Short exercise: Recast the lines of the records as a numbered list, from the line containing "auto-sonar-icon [82, 168, 147, 228]" up to and including the line containing "window-title: Channel [312, 14, 387, 35]", leaving out any blank lines.

** Start of Extracted records **

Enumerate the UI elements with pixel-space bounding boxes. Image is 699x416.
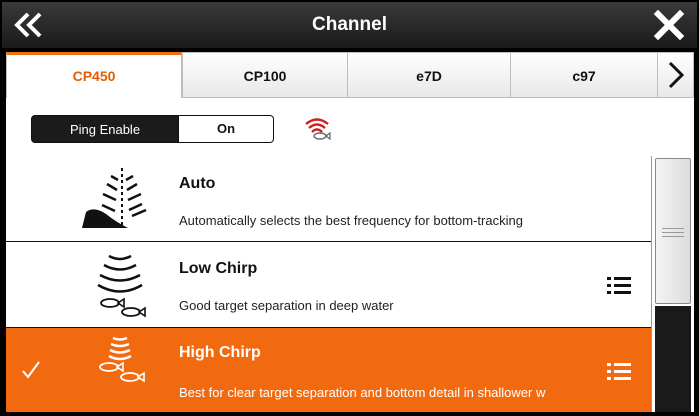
auto-sonar-icon [82, 168, 147, 228]
scrollbar-thumb[interactable] [655, 158, 691, 304]
list-scrollbar[interactable] [651, 156, 694, 412]
ping-enable-row: Ping Enable On [6, 98, 694, 157]
item-description: Good target separation in deep water [179, 298, 394, 313]
back-button[interactable] [10, 8, 50, 42]
channel-tabs: CP450 CP100 e7D c97 [6, 52, 694, 98]
window-title: Channel [312, 14, 387, 35]
list-item-high-chirp[interactable]: High Chirp Best for clear target separat… [6, 328, 651, 412]
item-name: High Chirp [179, 344, 261, 361]
list-item-low-chirp[interactable]: Low Chirp Good target separation in deep… [6, 242, 651, 327]
scrollbar-grip [662, 232, 684, 233]
channel-dialog: Channel CP450 CP100 e7D c97 Ping Enable … [0, 0, 699, 416]
sonar-ping-icon [305, 118, 331, 141]
close-button[interactable] [649, 8, 689, 42]
item-name: Auto [179, 175, 216, 192]
chevron-right-icon [668, 61, 685, 89]
ping-enable-label: Ping Enable [31, 115, 179, 143]
tab-c97[interactable]: c97 [510, 52, 658, 98]
scrollbar-track[interactable] [655, 306, 691, 412]
close-icon [653, 9, 685, 41]
double-chevron-left-icon [14, 12, 42, 38]
item-description: Automatically selects the best frequency… [179, 213, 523, 228]
options-list-icon[interactable] [606, 361, 632, 383]
checkmark-icon [22, 361, 40, 379]
tab-cp450[interactable]: CP450 [6, 52, 182, 98]
tab-e7d[interactable]: e7D [347, 52, 511, 98]
low-chirp-icon [97, 254, 146, 318]
item-name: Low Chirp [179, 260, 258, 277]
scrollbar-grip [662, 236, 684, 237]
frequency-list: Auto Automatically selects the best freq… [6, 156, 651, 412]
scrollbar-grip [662, 228, 684, 229]
title-bar: Channel [2, 2, 697, 48]
ping-enable-toggle[interactable]: On [178, 115, 274, 143]
tab-cp100[interactable]: CP100 [182, 52, 348, 98]
tabs-next-button[interactable] [657, 52, 694, 98]
item-description: Best for clear target separation and bot… [179, 385, 546, 400]
options-list-icon[interactable] [606, 275, 632, 297]
list-item-auto[interactable]: Auto Automatically selects the best freq… [6, 156, 651, 241]
high-chirp-icon [99, 336, 145, 383]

** End of Extracted records **

Task solution:
1. auto-sonar-icon [82, 168, 147, 228]
2. scrollbar-thumb[interactable] [655, 158, 691, 304]
3. list-scrollbar[interactable] [651, 156, 694, 412]
4. ping-enable-row: Ping Enable On [6, 98, 694, 157]
5. item-description: Good target separation in deep water [179, 298, 394, 313]
6. back-button[interactable] [10, 8, 50, 42]
7. channel-tabs: CP450 CP100 e7D c97 [6, 52, 694, 98]
8. window-title: Channel [312, 14, 387, 35]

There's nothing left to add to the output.